[Start ITEMS]

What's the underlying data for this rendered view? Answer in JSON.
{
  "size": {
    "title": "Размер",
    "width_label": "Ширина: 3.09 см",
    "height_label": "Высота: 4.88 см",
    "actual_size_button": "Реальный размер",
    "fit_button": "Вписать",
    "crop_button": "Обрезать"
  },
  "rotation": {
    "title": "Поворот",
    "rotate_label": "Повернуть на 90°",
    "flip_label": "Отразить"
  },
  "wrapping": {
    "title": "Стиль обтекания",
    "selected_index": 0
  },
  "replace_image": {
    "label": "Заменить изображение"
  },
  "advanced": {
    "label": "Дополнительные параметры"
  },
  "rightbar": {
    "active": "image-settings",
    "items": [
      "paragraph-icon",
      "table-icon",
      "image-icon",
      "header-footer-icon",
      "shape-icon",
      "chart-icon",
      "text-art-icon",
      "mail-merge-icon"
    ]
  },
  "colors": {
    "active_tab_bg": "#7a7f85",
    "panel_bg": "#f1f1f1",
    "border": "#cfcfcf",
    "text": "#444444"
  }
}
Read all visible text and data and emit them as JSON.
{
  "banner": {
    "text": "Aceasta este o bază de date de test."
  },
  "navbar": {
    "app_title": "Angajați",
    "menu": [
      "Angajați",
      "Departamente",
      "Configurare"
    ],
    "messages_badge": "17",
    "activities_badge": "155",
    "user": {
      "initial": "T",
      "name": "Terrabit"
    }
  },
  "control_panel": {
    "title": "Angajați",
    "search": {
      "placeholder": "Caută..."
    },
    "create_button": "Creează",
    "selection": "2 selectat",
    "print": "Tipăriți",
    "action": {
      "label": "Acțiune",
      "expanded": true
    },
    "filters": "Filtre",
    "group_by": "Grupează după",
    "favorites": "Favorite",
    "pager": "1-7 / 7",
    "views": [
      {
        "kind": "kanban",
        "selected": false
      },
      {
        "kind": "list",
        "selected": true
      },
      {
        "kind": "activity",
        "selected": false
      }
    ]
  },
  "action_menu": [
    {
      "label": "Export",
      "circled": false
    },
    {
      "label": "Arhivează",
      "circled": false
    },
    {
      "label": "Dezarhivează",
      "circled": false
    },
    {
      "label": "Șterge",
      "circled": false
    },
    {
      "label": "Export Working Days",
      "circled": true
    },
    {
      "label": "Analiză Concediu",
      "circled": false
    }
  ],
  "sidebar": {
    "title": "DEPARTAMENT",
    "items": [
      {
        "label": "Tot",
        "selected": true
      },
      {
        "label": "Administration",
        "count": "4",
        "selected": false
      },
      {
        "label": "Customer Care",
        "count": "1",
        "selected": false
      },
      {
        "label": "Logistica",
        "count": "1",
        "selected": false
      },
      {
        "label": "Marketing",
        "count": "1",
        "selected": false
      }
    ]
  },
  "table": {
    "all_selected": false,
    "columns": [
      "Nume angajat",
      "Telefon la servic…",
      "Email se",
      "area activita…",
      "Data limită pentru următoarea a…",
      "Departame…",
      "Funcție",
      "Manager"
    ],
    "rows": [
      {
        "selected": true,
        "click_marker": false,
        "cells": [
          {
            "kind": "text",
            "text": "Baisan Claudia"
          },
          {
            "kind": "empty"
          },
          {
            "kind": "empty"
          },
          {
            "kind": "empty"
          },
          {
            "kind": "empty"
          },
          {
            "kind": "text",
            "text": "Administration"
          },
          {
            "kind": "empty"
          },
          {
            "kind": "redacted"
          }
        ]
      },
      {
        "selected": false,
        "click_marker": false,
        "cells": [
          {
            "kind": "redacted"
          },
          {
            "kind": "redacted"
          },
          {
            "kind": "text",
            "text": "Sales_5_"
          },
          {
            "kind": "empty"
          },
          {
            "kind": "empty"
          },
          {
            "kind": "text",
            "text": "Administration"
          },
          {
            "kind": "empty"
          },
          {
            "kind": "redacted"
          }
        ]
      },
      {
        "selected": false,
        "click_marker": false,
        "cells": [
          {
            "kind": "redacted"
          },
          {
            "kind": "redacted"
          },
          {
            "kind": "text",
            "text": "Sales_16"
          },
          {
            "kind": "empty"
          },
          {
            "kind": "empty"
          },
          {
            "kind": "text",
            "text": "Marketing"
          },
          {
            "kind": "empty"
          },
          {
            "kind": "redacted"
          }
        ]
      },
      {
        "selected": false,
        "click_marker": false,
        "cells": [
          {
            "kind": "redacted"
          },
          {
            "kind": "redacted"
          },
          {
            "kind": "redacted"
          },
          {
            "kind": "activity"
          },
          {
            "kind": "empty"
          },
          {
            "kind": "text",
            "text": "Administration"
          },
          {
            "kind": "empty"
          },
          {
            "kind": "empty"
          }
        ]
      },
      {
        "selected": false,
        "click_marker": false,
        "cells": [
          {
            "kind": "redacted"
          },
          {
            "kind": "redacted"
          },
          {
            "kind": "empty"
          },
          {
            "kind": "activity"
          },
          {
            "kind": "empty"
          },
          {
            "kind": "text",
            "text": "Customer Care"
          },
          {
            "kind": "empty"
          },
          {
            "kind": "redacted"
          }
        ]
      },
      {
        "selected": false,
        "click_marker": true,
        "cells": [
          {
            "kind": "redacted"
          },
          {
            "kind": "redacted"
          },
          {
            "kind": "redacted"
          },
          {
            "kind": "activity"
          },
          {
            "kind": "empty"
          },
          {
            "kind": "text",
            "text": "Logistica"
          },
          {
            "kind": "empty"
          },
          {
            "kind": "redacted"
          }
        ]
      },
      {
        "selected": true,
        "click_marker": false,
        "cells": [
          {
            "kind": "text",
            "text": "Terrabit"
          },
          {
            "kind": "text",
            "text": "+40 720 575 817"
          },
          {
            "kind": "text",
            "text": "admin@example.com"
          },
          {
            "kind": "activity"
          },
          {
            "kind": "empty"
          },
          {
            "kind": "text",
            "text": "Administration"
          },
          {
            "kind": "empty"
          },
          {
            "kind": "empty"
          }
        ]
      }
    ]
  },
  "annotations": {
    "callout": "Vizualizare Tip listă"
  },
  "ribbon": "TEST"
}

[End ITEMS]

Copy out all of the records above with nothing altered.

* [ANSWER TO THE PROBLEM]:
What's the underlying data for this rendered view? Answer in JSON.
{
  "size": {
    "title": "Размер",
    "width_label": "Ширина: 3.09 см",
    "height_label": "Высота: 4.88 см",
    "actual_size_button": "Реальный размер",
    "fit_button": "Вписать",
    "crop_button": "Обрезать"
  },
  "rotation": {
    "title": "Поворот",
    "rotate_label": "Повернуть на 90°",
    "flip_label": "Отразить"
  },
  "wrapping": {
    "title": "Стиль обтекания",
    "selected_index": 0
  },
  "replace_image": {
    "label": "Заменить изображение"
  },
  "advanced": {
    "label": "Дополнительные параметры"
  },
  "rightbar": {
    "active": "image-settings",
    "items": [
      "paragraph-icon",
      "table-icon",
      "image-icon",
      "header-footer-icon",
      "shape-icon",
      "chart-icon",
      "text-art-icon",
      "mail-merge-icon"
    ]
  },
  "colors": {
    "active_tab_bg": "#7a7f85",
    "panel_bg": "#f1f1f1",
    "border": "#cfcfcf",
    "text": "#444444"
  }
}
Read all visible text and data and emit them as JSON.
{
  "banner": {
    "text": "Aceasta este o bază de date de test."
  },
  "navbar": {
    "app_title": "Angajați",
    "menu": [
      "Angajați",
      "Departamente",
      "Configurare"
    ],
    "messages_badge": "17",
    "activities_badge": "155",
    "user": {
      "initial": "T",
      "name": "Terrabit"
    }
  },
  "control_panel": {
    "title": "Angajați",
    "search": {
      "placeholder": "Caută..."
    },
    "create_button": "Creează",
    "selection": "2 selectat",
    "print": "Tipăriți",
    "action": {
      "label": "Acțiune",
      "expanded": true
    },
    "filters": "Filtre",
    "group_by": "Grupează după",
    "favorites": "Favorite",
    "pager": "1-7 / 7",
    "views": [
      {
        "kind": "kanban",
        "selected": false
      },
      {
        "kind": "list",
        "selected": true
      },
      {
        "kind": "activity",
        "selected": false
      }
    ]
  },
  "action_menu": [
    {
      "label": "Export",
      "circled": false
    },
    {
      "label": "Arhivează",
      "circled": false
    },
    {
      "label": "Dezarhivează",
      "circled": false
    },
    {
      "label": "Șterge",
      "circled": false
    },
    {
      "label": "Export Working Days",
      "circled": true
    },
    {
      "label": "Analiză Concediu",
      "circled": false
    }
  ],
  "sidebar": {
    "title": "DEPARTAMENT",
    "items": [
      {
        "label": "Tot",
        "selected": true
      },
      {
        "label": "Administration",
        "count": "4",
        "selected": false
      },
      {
        "label": "Customer Care",
        "count": "1",
        "selected": false
      },
      {
        "label": "Logistica",
        "count": "1",
        "selected": false
      },
      {
        "label": "Marketing",
        "count": "1",
        "selected": false
      }
    ]
  },
  "table": {
    "all_selected": false,
    "columns": [
      "Nume angajat",
      "Telefon la servic…",
      "Email se",
      "area activita…",
      "Data limită pentru următoarea a…",
      "Departame…",
      "Funcție",
      "Manager"
    ],
    "rows": [
      {
        "selected": true,
        "click_marker": false,
        "cells": [
          {
            "kind": "text",
            "text": "Baisan Claudia"
          },
          {
            "kind": "empty"
          },
          {
            "kind": "empty"
          },
          {
            "kind": "empty"
          },
          {
            "kind": "empty"
          },
          {
            "kind": "text",
            "text": "Administration"
          },
          {
            "kind": "empty"
          },
          {
            "kind": "redacted"
          }
        ]
      },
      {
        "selected": false,
        "click_marker": false,
        "cells": [
          {
            "kind": "redacted"
          },
          {
            "kind": "redacted"
          },
          {
            "kind": "text",
            "text": "Sales_5_"
          },
          {
            "kind": "empty"
          },
          {
            "kind": "empty"
          },
          {
            "kind": "text",
            "text": "Administration"
          },
          {
            "kind": "empty"
          },
          {
            "kind": "redacted"
          }
        ]
      },
      {
        "selected": false,
        "click_marker": false,
        "cells": [
          {
            "kind": "redacted"
          },
          {
            "kind": "redacted"
          },
          {
            "kind": "text",
            "text": "Sales_16"
          },
          {
            "kind": "empty"
          },
          {
            "kind": "empty"
          },
          {
            "kind": "text",
            "text": "Marketing"
          },
          {
            "kind": "empty"
          },
          {
            "kind": "redacted"
          }
        ]
      },
      {
        "selected": false,
        "click_marker": false,
        "cells": [
          {
            "kind": "redacted"
          },
          {
            "kind": "redacted"
          },
          {
            "kind": "redacted"
          },
          {
            "kind": "activity"
          },
          {
            "kind": "empty"
          },
          {
            "kind": "text",
            "text": "Administration"
          },
          {
            "kind": "empty"
          },
          {
            "kind": "empty"
          }
        ]
      },
      {
        "selected": false,
        "click_marker": false,
        "cells": [
          {
            "kind": "redacted"
          },
          {
            "kind": "redacted"
          },
          {
            "kind": "empty"
          },
          {
            "kind": "activity"
          },
          {
            "kind": "empty"
          },
          {
            "kind": "text",
            "text": "Customer Care"
          },
          {
            "kind": "empty"
          },
          {
            "kind": "redacted"
          }
        ]
      },
      {
        "selected": false,
        "click_marker": true,
        "cells": [
          {
            "kind": "redacted"
          },
          {
            "kind": "redacted"
          },
          {
            "kind": "redacted"
          },
          {
            "kind": "activity"
          },
          {
            "kind": "empty"
          },
          {
            "kind": "text",
            "text": "Logistica"
          },
          {
            "kind": "empty"
          },
          {
            "kind": "redacted"
          }
        ]
      },
      {
        "selected": true,
        "click_marker": false,
        "cells": [
          {
            "kind": "text",
            "text": "Terrabit"
          },
          {
            "kind": "text",
            "text": "+40 720 575 817"
          },
          {
            "kind": "text",
            "text": "admin@example.com"
          },
          {
            "kind": "activity"
          },
          {
            "kind": "empty"
          },
          {
            "kind": "text",
            "text": "Administration"
          },
          {
            "kind": "empty"
          },
          {
            "kind": "empty"
          }
        ]
      }
    ]
  },
  "annotations": {
    "callout": "Vizualizare Tip listă"
  },
  "ribbon": "TEST"
}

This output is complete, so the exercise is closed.